* _WRITTEN PROBLEM_: Every line with the word "title" in it should be extracted from the data that follows.

* _RAW DATA_:
>> Start
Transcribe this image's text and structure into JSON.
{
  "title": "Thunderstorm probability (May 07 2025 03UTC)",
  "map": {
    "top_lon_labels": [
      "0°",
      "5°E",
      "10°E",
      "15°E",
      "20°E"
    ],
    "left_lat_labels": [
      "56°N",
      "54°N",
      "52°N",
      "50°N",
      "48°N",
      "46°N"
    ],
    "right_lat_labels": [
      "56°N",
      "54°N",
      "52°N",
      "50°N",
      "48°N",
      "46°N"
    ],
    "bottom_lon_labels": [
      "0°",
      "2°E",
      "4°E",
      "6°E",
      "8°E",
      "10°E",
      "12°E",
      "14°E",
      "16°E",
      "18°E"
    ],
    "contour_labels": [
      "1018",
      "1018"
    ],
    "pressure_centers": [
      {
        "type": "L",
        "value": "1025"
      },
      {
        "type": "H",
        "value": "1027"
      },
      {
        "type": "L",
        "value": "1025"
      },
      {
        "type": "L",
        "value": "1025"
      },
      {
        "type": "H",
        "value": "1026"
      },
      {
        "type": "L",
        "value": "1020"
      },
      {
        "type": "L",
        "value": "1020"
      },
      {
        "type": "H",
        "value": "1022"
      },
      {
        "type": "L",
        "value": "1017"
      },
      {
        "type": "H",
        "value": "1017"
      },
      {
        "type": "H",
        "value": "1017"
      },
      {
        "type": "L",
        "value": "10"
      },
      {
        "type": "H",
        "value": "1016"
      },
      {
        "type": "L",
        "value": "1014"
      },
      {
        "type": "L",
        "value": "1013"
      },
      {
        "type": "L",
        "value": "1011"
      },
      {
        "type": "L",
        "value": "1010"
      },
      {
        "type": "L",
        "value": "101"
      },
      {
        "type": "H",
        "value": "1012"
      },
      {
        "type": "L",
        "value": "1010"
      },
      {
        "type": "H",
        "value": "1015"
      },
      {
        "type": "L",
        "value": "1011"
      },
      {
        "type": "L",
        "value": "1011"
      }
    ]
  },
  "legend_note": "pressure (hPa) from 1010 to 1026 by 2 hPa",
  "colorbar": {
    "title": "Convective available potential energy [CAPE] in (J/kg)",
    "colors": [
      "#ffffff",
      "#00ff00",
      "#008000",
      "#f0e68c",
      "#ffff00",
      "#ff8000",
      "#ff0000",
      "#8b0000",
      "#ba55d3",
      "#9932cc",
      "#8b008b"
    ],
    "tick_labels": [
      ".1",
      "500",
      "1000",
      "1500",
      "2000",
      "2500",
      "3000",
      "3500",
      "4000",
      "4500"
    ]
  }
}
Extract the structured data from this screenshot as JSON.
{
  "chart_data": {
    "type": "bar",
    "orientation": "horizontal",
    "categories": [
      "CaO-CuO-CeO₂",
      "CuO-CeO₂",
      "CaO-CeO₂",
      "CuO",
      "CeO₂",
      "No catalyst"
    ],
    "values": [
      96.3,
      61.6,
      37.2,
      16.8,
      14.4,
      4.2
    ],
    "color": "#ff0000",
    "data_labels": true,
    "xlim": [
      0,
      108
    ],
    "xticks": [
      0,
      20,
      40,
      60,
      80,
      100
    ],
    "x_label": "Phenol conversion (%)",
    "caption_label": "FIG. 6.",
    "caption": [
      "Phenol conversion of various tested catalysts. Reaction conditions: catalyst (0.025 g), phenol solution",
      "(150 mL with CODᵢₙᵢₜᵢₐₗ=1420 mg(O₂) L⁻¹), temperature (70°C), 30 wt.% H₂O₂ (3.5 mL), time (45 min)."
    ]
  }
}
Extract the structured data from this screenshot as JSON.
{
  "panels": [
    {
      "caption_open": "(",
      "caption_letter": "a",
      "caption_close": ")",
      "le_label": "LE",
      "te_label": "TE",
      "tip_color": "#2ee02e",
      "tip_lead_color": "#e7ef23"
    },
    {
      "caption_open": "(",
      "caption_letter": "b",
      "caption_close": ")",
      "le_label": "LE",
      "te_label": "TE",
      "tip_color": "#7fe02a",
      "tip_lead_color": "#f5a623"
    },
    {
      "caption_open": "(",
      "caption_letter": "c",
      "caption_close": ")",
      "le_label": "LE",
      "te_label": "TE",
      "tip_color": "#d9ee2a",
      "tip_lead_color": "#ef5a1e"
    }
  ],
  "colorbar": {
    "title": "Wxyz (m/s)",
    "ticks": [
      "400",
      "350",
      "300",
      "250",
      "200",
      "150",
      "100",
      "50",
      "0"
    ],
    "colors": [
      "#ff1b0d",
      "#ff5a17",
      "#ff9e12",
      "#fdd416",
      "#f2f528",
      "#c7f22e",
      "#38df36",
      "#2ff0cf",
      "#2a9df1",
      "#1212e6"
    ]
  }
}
>> End
* _ANSWER TO THE TASK_:
  "title": "Thunderstorm probability (May 07 2025 03UTC)",
    "title": "Convective available potential energy [CAPE] in (J/kg)",
    "title": "Wxyz (m/s)",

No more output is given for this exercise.